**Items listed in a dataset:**
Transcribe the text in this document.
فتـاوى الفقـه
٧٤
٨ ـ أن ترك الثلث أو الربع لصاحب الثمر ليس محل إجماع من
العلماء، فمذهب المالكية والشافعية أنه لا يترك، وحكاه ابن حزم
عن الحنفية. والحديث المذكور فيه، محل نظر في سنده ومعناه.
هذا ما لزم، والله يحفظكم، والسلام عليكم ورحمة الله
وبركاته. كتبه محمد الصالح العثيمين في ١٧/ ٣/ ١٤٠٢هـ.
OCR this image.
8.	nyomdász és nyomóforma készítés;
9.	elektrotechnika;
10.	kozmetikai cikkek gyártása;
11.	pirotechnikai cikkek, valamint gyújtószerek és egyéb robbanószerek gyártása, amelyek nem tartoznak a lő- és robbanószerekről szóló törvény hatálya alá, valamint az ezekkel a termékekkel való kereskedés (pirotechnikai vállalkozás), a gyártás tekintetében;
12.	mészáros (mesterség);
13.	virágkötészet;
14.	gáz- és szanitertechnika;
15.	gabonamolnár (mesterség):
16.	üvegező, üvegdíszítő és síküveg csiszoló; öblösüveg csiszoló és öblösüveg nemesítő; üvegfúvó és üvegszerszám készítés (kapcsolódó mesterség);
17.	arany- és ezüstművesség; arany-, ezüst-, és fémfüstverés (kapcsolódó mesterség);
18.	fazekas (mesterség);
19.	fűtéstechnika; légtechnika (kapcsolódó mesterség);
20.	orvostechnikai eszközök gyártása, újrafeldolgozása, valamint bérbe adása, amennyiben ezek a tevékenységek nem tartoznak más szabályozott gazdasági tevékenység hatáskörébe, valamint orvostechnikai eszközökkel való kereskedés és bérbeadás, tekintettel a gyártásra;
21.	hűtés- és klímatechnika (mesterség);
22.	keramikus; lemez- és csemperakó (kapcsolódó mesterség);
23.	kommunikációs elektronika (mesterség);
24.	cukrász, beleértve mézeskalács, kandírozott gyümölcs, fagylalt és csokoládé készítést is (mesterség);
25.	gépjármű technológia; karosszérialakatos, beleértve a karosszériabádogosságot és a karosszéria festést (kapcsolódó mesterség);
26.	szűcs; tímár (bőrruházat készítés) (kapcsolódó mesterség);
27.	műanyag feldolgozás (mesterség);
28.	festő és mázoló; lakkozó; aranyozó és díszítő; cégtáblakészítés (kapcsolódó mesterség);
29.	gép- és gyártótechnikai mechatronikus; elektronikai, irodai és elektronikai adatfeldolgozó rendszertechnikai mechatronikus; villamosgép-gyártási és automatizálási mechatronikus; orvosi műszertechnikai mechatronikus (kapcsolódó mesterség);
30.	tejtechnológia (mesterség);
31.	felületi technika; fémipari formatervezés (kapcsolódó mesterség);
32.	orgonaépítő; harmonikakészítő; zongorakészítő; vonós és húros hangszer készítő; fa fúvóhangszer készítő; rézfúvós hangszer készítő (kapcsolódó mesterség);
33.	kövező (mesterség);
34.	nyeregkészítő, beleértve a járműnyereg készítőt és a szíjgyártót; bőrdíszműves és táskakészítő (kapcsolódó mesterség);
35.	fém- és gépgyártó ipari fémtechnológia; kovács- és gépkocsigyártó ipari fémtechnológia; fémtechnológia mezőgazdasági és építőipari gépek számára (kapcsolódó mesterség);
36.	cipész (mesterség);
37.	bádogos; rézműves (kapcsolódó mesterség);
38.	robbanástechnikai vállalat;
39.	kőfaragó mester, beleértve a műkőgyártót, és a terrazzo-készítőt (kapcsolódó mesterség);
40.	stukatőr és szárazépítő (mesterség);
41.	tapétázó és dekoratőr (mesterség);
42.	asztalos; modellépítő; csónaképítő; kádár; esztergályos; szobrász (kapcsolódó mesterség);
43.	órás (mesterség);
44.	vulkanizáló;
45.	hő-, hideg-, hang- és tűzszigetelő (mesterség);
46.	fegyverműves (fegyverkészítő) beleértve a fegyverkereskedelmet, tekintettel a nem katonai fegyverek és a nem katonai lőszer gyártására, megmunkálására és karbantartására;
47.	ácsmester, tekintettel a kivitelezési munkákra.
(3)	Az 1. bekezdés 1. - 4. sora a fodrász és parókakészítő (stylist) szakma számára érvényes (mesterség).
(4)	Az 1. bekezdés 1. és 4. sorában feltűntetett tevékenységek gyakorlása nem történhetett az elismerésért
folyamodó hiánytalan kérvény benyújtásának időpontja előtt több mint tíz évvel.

**DIRECTIONS:** Give all the entries again exactly; leave none out.

**ANSWER TO THE EXERCISE:**
Transcribe the text in this document.
فتـاوى الفقـه
٧٤
٨ ـ أن ترك الثلث أو الربع لصاحب الثمر ليس محل إجماع من
العلماء، فمذهب المالكية والشافعية أنه لا يترك، وحكاه ابن حزم
عن الحنفية. والحديث المذكور فيه، محل نظر في سنده ومعناه.
هذا ما لزم، والله يحفظكم، والسلام عليكم ورحمة الله
وبركاته. كتبه محمد الصالح العثيمين في ١٧/ ٣/ ١٤٠٢هـ.
OCR this image.
8.	nyomdász és nyomóforma készítés;
9.	elektrotechnika;
10.	kozmetikai cikkek gyártása;
11.	pirotechnikai cikkek, valamint gyújtószerek és egyéb robbanószerek gyártása, amelyek nem tartoznak a lő- és robbanószerekről szóló törvény hatálya alá, valamint az ezekkel a termékekkel való kereskedés (pirotechnikai vállalkozás), a gyártás tekintetében;
12.	mészáros (mesterség);
13.	virágkötészet;
14.	gáz- és szanitertechnika;
15.	gabonamolnár (mesterség):
16.	üvegező, üvegdíszítő és síküveg csiszoló; öblösüveg csiszoló és öblösüveg nemesítő; üvegfúvó és üvegszerszám készítés (kapcsolódó mesterség);
17.	arany- és ezüstművesség; arany-, ezüst-, és fémfüstverés (kapcsolódó mesterség);
18.	fazekas (mesterség);
19.	fűtéstechnika; légtechnika (kapcsolódó mesterség);
20.	orvostechnikai eszközök gyártása, újrafeldolgozása, valamint bérbe adása, amennyiben ezek a tevékenységek nem tartoznak más szabályozott gazdasági tevékenység hatáskörébe, valamint orvostechnikai eszközökkel való kereskedés és bérbeadás, tekintettel a gyártásra;
21.	hűtés- és klímatechnika (mesterség);
22.	keramikus; lemez- és csemperakó (kapcsolódó mesterség);
23.	kommunikációs elektronika (mesterség);
24.	cukrász, beleértve mézeskalács, kandírozott gyümölcs, fagylalt és csokoládé készítést is (mesterség);
25.	gépjármű technológia; karosszérialakatos, beleértve a karosszériabádogosságot és a karosszéria festést (kapcsolódó mesterség);
26.	szűcs; tímár (bőrruházat készítés) (kapcsolódó mesterség);
27.	műanyag feldolgozás (mesterség);
28.	festő és mázoló; lakkozó; aranyozó és díszítő; cégtáblakészítés (kapcsolódó mesterség);
29.	gép- és gyártótechnikai mechatronikus; elektronikai, irodai és elektronikai adatfeldolgozó rendszertechnikai mechatronikus; villamosgép-gyártási és automatizálási mechatronikus; orvosi műszertechnikai mechatronikus (kapcsolódó mesterség);
30.	tejtechnológia (mesterség);
31.	felületi technika; fémipari formatervezés (kapcsolódó mesterség);
32.	orgonaépítő; harmonikakészítő; zongorakészítő; vonós és húros hangszer készítő; fa fúvóhangszer készítő; rézfúvós hangszer készítő (kapcsolódó mesterség);
33.	kövező (mesterség);
34.	nyeregkészítő, beleértve a járműnyereg készítőt és a szíjgyártót; bőrdíszműves és táskakészítő (kapcsolódó mesterség);
35.	fém- és gépgyártó ipari fémtechnológia; kovács- és gépkocsigyártó ipari fémtechnológia; fémtechnológia mezőgazdasági és építőipari gépek számára (kapcsolódó mesterség);
36.	cipész (mesterség);
37.	bádogos; rézműves (kapcsolódó mesterség);
38.	robbanástechnikai vállalat;
39.	kőfaragó mester, beleértve a műkőgyártót, és a terrazzo-készítőt (kapcsolódó mesterség);
40.	stukatőr és szárazépítő (mesterség);
41.	tapétázó és dekoratőr (mesterség);
42.	asztalos; modellépítő; csónaképítő; kádár; esztergályos; szobrász (kapcsolódó mesterség);
43.	órás (mesterség);
44.	vulkanizáló;
45.	hő-, hideg-, hang- és tűzszigetelő (mesterség);
46.	fegyverműves (fegyverkészítő) beleértve a fegyverkereskedelmet, tekintettel a nem katonai fegyverek és a nem katonai lőszer gyártására, megmunkálására és karbantartására;
47.	ácsmester, tekintettel a kivitelezési munkákra.
(3)	Az 1. bekezdés 1. - 4. sora a fodrász és parókakészítő (stylist) szakma számára érvényes (mesterség).
(4)	Az 1. bekezdés 1. és 4. sorában feltűntetett tevékenységek gyakorlása nem történhetett az elismerésért
folyamodó hiánytalan kérvény benyújtásának időpontja előtt több mint tíz évvel.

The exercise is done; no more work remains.